◆ MATERIAL PROVIDED ◆
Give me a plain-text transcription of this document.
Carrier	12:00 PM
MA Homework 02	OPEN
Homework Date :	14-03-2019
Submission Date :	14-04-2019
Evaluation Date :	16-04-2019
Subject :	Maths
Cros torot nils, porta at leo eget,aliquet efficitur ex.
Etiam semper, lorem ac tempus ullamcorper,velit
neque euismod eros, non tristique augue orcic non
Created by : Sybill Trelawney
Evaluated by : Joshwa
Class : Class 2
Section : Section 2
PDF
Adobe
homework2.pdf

◆ GIVEN TASK ◆
The data above must be returned in full, exactly as written.

◆ ANSWER TO THIS PROBLEM ◆
Give me a plain-text transcription of this document.
Carrier	12:00 PM
MA Homework 02	OPEN
Homework Date :	14-03-2019
Submission Date :	14-04-2019
Evaluation Date :	16-04-2019
Subject :	Maths
Cros torot nils, porta at leo eget,aliquet efficitur ex.
Etiam semper, lorem ac tempus ullamcorper,velit
neque euismod eros, non tristique augue orcic non
Created by : Sybill Trelawney
Evaluated by : Joshwa
Class : Class 2
Section : Section 2
PDF
Adobe
homework2.pdf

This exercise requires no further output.